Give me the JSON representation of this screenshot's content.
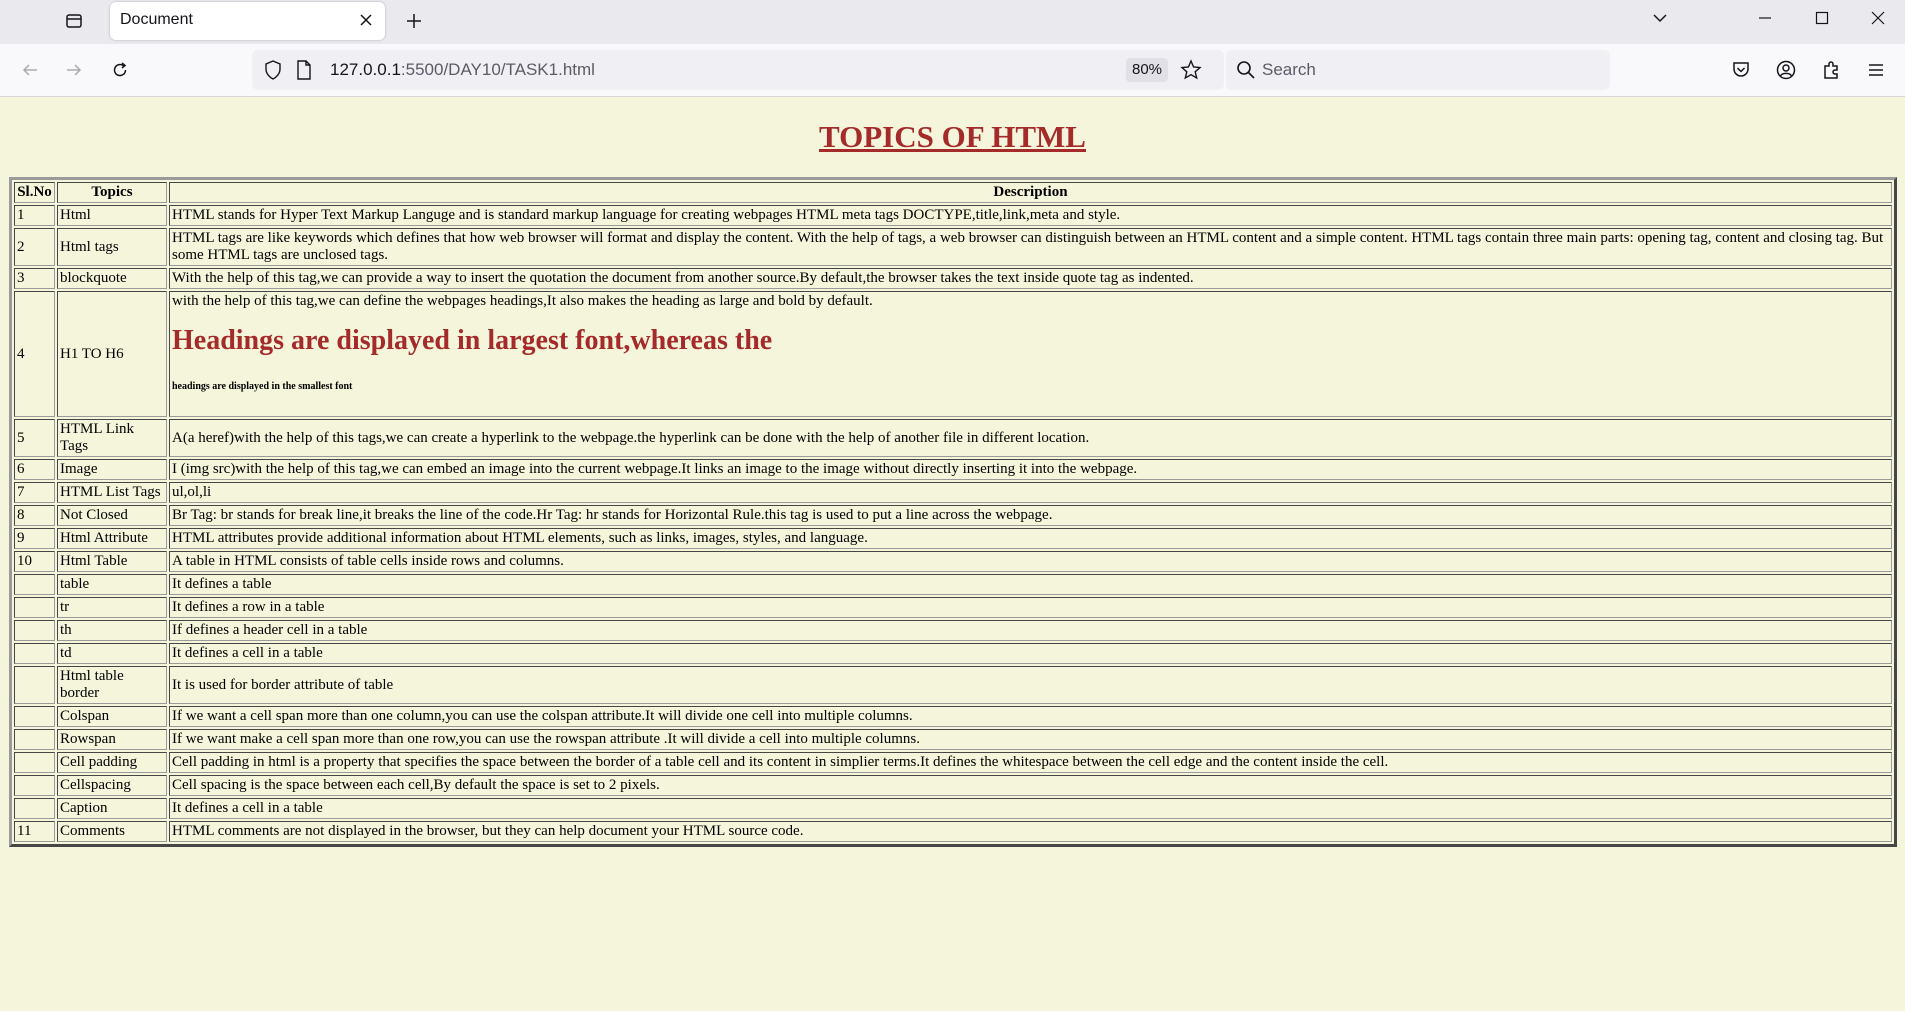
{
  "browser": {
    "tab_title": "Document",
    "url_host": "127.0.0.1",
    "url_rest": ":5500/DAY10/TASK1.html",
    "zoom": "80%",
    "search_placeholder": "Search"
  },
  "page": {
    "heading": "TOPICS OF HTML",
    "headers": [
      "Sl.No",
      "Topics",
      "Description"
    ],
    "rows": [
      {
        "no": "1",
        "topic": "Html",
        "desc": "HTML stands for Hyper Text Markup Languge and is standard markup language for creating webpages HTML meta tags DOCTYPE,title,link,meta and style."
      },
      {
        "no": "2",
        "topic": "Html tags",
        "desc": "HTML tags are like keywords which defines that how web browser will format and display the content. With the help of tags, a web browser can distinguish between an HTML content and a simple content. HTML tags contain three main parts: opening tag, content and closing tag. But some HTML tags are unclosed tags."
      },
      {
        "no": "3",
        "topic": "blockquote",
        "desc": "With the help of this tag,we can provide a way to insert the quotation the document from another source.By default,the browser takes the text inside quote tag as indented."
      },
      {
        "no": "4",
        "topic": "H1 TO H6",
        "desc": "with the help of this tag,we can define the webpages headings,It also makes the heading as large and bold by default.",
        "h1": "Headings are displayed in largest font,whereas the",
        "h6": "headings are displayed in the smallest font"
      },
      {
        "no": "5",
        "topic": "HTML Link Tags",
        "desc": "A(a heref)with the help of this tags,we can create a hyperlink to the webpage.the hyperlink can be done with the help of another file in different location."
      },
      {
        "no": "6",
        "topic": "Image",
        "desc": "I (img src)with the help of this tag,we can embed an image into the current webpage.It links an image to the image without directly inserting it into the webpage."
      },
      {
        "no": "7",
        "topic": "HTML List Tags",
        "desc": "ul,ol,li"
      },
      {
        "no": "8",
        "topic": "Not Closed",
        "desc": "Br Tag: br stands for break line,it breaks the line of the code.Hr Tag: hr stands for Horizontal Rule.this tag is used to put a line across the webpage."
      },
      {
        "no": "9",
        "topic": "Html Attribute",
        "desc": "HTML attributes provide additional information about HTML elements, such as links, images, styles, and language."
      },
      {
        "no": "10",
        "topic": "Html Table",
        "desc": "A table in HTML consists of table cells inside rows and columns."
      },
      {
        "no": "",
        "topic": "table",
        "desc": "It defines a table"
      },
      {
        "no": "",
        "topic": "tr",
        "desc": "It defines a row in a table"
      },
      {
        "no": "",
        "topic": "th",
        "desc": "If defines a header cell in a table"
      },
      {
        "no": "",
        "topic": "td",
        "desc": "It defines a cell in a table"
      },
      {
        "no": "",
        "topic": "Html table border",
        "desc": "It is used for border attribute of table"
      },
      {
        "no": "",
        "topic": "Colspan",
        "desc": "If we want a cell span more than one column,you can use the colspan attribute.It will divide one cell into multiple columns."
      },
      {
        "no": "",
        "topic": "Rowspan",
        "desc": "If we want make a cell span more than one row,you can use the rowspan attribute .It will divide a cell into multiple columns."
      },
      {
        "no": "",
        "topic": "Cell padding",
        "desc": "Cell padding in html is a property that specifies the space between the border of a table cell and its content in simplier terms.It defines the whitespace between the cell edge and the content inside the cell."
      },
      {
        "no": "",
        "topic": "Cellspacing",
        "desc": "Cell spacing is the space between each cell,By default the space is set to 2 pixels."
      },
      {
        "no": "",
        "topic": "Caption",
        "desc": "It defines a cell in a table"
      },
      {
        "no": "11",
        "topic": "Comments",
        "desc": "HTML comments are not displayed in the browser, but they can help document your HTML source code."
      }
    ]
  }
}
────
Assigned task => Each line above that holds the string "columns" should be copied and shown.

Result of this task =>
        "desc": "A table in HTML consists of table cells inside rows and columns."
        "desc": "If we want a cell span more than one column,you can use the colspan attribute.It will divide one cell into multiple columns."
        "desc": "If we want make a cell span more than one row,you can use the rowspan attribute .It will divide a cell into multiple columns."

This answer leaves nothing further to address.